» Written request: Of the lines listed below, how many contain the string "Deaths"? Answer with the number alone.

» Information provided:
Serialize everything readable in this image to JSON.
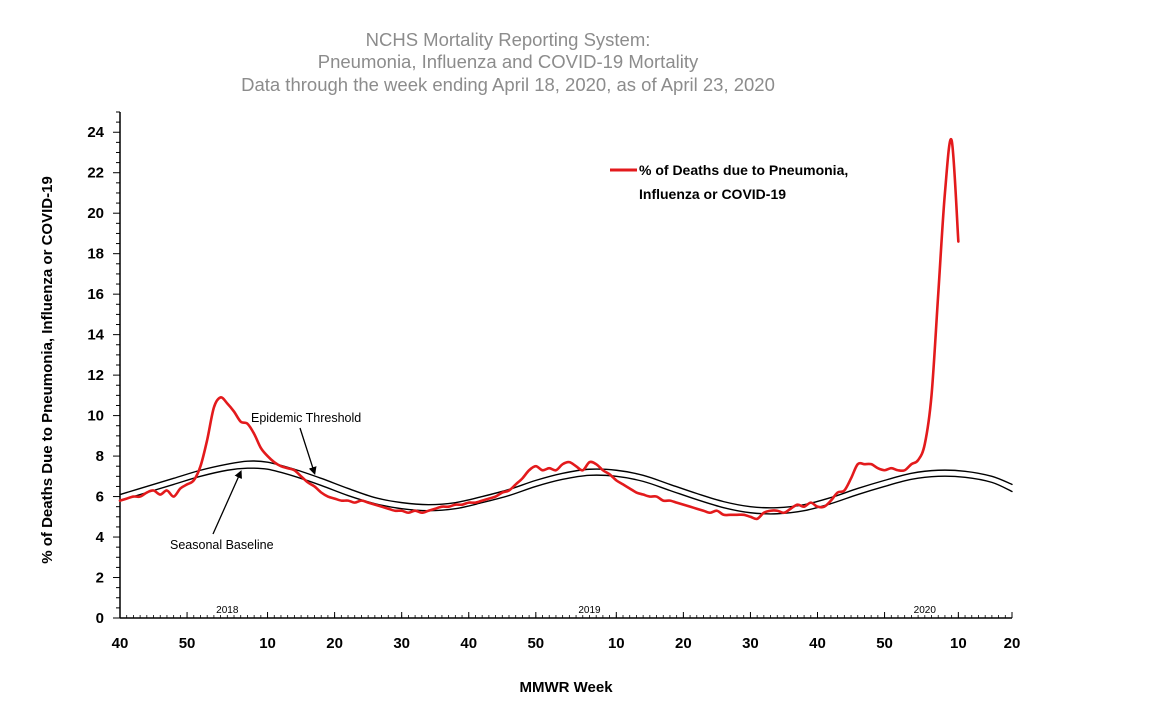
{
  "chart_data": {
    "type": "line",
    "title": [
      "NCHS Mortality Reporting System:",
      "Pneumonia, Influenza and COVID-19 Mortality",
      "Data through the week ending April 18, 2020, as of April 23, 2020"
    ],
    "xlabel": "MMWR Week",
    "ylabel": "% of Deaths Due to Pneumonia, Influenza or  COVID-19",
    "ylim": [
      0,
      25
    ],
    "yticks": [
      0,
      2,
      4,
      6,
      8,
      10,
      12,
      14,
      16,
      18,
      20,
      22,
      24
    ],
    "x_unit": "weeks since MMWR week 40 of 2017",
    "xlim": [
      0,
      133
    ],
    "xticks": [
      {
        "x": 0,
        "label": "40"
      },
      {
        "x": 10,
        "label": "50"
      },
      {
        "x": 22,
        "label": "10"
      },
      {
        "x": 32,
        "label": "20"
      },
      {
        "x": 42,
        "label": "30"
      },
      {
        "x": 52,
        "label": "40"
      },
      {
        "x": 62,
        "label": "50"
      },
      {
        "x": 74,
        "label": "10"
      },
      {
        "x": 84,
        "label": "20"
      },
      {
        "x": 94,
        "label": "30"
      },
      {
        "x": 104,
        "label": "40"
      },
      {
        "x": 114,
        "label": "50"
      },
      {
        "x": 125,
        "label": "10"
      },
      {
        "x": 133,
        "label": "20"
      }
    ],
    "year_labels": [
      {
        "x": 16,
        "label": "2018"
      },
      {
        "x": 70,
        "label": "2019"
      },
      {
        "x": 120,
        "label": "2020"
      }
    ],
    "series": [
      {
        "name": "% of Deaths due to Pneumonia, Influenza or COVID-19",
        "color": "#e31a1c",
        "points": [
          [
            0,
            5.8
          ],
          [
            1,
            5.9
          ],
          [
            2,
            6.0
          ],
          [
            3,
            6.0
          ],
          [
            4,
            6.2
          ],
          [
            5,
            6.3
          ],
          [
            6,
            6.1
          ],
          [
            7,
            6.3
          ],
          [
            8,
            6.0
          ],
          [
            9,
            6.4
          ],
          [
            10,
            6.6
          ],
          [
            11,
            6.8
          ],
          [
            12,
            7.5
          ],
          [
            13,
            8.8
          ],
          [
            14,
            10.4
          ],
          [
            15,
            10.9
          ],
          [
            16,
            10.6
          ],
          [
            17,
            10.2
          ],
          [
            18,
            9.7
          ],
          [
            19,
            9.6
          ],
          [
            20,
            9.1
          ],
          [
            21,
            8.4
          ],
          [
            22,
            8.0
          ],
          [
            23,
            7.7
          ],
          [
            24,
            7.5
          ],
          [
            25,
            7.4
          ],
          [
            26,
            7.3
          ],
          [
            27,
            7.0
          ],
          [
            28,
            6.7
          ],
          [
            29,
            6.5
          ],
          [
            30,
            6.2
          ],
          [
            31,
            6.0
          ],
          [
            32,
            5.9
          ],
          [
            33,
            5.8
          ],
          [
            34,
            5.8
          ],
          [
            35,
            5.7
          ],
          [
            36,
            5.8
          ],
          [
            37,
            5.7
          ],
          [
            38,
            5.6
          ],
          [
            39,
            5.5
          ],
          [
            40,
            5.4
          ],
          [
            41,
            5.3
          ],
          [
            42,
            5.3
          ],
          [
            43,
            5.2
          ],
          [
            44,
            5.3
          ],
          [
            45,
            5.2
          ],
          [
            46,
            5.3
          ],
          [
            47,
            5.4
          ],
          [
            48,
            5.5
          ],
          [
            49,
            5.5
          ],
          [
            50,
            5.6
          ],
          [
            51,
            5.6
          ],
          [
            52,
            5.7
          ],
          [
            53,
            5.7
          ],
          [
            54,
            5.8
          ],
          [
            55,
            5.9
          ],
          [
            56,
            6.0
          ],
          [
            57,
            6.2
          ],
          [
            58,
            6.3
          ],
          [
            59,
            6.6
          ],
          [
            60,
            6.9
          ],
          [
            61,
            7.3
          ],
          [
            62,
            7.5
          ],
          [
            63,
            7.3
          ],
          [
            64,
            7.4
          ],
          [
            65,
            7.3
          ],
          [
            66,
            7.6
          ],
          [
            67,
            7.7
          ],
          [
            68,
            7.5
          ],
          [
            69,
            7.3
          ],
          [
            70,
            7.7
          ],
          [
            71,
            7.6
          ],
          [
            72,
            7.3
          ],
          [
            73,
            7.1
          ],
          [
            74,
            6.8
          ],
          [
            75,
            6.6
          ],
          [
            76,
            6.4
          ],
          [
            77,
            6.2
          ],
          [
            78,
            6.1
          ],
          [
            79,
            6.0
          ],
          [
            80,
            6.0
          ],
          [
            81,
            5.8
          ],
          [
            82,
            5.8
          ],
          [
            83,
            5.7
          ],
          [
            84,
            5.6
          ],
          [
            85,
            5.5
          ],
          [
            86,
            5.4
          ],
          [
            87,
            5.3
          ],
          [
            88,
            5.2
          ],
          [
            89,
            5.3
          ],
          [
            90,
            5.1
          ],
          [
            91,
            5.1
          ],
          [
            92,
            5.1
          ],
          [
            93,
            5.1
          ],
          [
            94,
            5.0
          ],
          [
            95,
            4.9
          ],
          [
            96,
            5.2
          ],
          [
            97,
            5.3
          ],
          [
            98,
            5.3
          ],
          [
            99,
            5.2
          ],
          [
            100,
            5.4
          ],
          [
            101,
            5.6
          ],
          [
            102,
            5.5
          ],
          [
            103,
            5.7
          ],
          [
            104,
            5.5
          ],
          [
            105,
            5.5
          ],
          [
            106,
            5.8
          ],
          [
            107,
            6.2
          ],
          [
            108,
            6.3
          ],
          [
            109,
            6.9
          ],
          [
            110,
            7.6
          ],
          [
            111,
            7.6
          ],
          [
            112,
            7.6
          ],
          [
            113,
            7.4
          ],
          [
            114,
            7.3
          ],
          [
            115,
            7.4
          ],
          [
            116,
            7.3
          ],
          [
            117,
            7.3
          ],
          [
            118,
            7.6
          ],
          [
            119,
            7.8
          ],
          [
            120,
            8.6
          ],
          [
            121,
            11.0
          ],
          [
            122,
            16.0
          ],
          [
            123,
            21.0
          ],
          [
            124,
            23.6
          ],
          [
            125,
            18.6
          ]
        ]
      },
      {
        "name": "Epidemic Threshold",
        "color": "#000000",
        "points": [
          [
            0,
            6.1
          ],
          [
            4,
            6.5
          ],
          [
            8,
            6.9
          ],
          [
            12,
            7.3
          ],
          [
            16,
            7.6
          ],
          [
            19,
            7.75
          ],
          [
            22,
            7.7
          ],
          [
            26,
            7.35
          ],
          [
            30,
            6.9
          ],
          [
            34,
            6.4
          ],
          [
            38,
            5.95
          ],
          [
            42,
            5.7
          ],
          [
            46,
            5.6
          ],
          [
            50,
            5.7
          ],
          [
            54,
            6.0
          ],
          [
            58,
            6.35
          ],
          [
            62,
            6.8
          ],
          [
            66,
            7.15
          ],
          [
            70,
            7.35
          ],
          [
            74,
            7.3
          ],
          [
            78,
            7.05
          ],
          [
            82,
            6.6
          ],
          [
            86,
            6.15
          ],
          [
            90,
            5.75
          ],
          [
            94,
            5.5
          ],
          [
            98,
            5.45
          ],
          [
            102,
            5.6
          ],
          [
            106,
            5.95
          ],
          [
            110,
            6.4
          ],
          [
            114,
            6.8
          ],
          [
            118,
            7.15
          ],
          [
            122,
            7.3
          ],
          [
            126,
            7.25
          ],
          [
            130,
            7.0
          ],
          [
            133,
            6.6
          ]
        ]
      },
      {
        "name": "Seasonal Baseline",
        "color": "#000000",
        "points": [
          [
            0,
            5.8
          ],
          [
            4,
            6.2
          ],
          [
            8,
            6.6
          ],
          [
            12,
            7.0
          ],
          [
            16,
            7.3
          ],
          [
            19,
            7.4
          ],
          [
            22,
            7.35
          ],
          [
            26,
            7.0
          ],
          [
            30,
            6.55
          ],
          [
            34,
            6.05
          ],
          [
            38,
            5.65
          ],
          [
            42,
            5.4
          ],
          [
            46,
            5.3
          ],
          [
            50,
            5.4
          ],
          [
            54,
            5.7
          ],
          [
            58,
            6.05
          ],
          [
            62,
            6.5
          ],
          [
            66,
            6.85
          ],
          [
            70,
            7.05
          ],
          [
            74,
            7.0
          ],
          [
            78,
            6.75
          ],
          [
            82,
            6.3
          ],
          [
            86,
            5.85
          ],
          [
            90,
            5.45
          ],
          [
            94,
            5.2
          ],
          [
            98,
            5.15
          ],
          [
            102,
            5.3
          ],
          [
            106,
            5.65
          ],
          [
            110,
            6.1
          ],
          [
            114,
            6.5
          ],
          [
            118,
            6.85
          ],
          [
            122,
            7.0
          ],
          [
            126,
            6.95
          ],
          [
            130,
            6.7
          ],
          [
            133,
            6.25
          ]
        ]
      }
    ],
    "legend": {
      "label_line1": "% of Deaths due to Pneumonia,",
      "label_line2": "Influenza or COVID-19",
      "placement": "top-right"
    },
    "annotations": [
      {
        "text": "Epidemic Threshold",
        "points_to_x": 29,
        "points_to_series": "Epidemic Threshold"
      },
      {
        "text": "Seasonal Baseline",
        "points_to_x": 18,
        "points_to_series": "Seasonal Baseline"
      }
    ]
  }
}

» Exercise answer: 3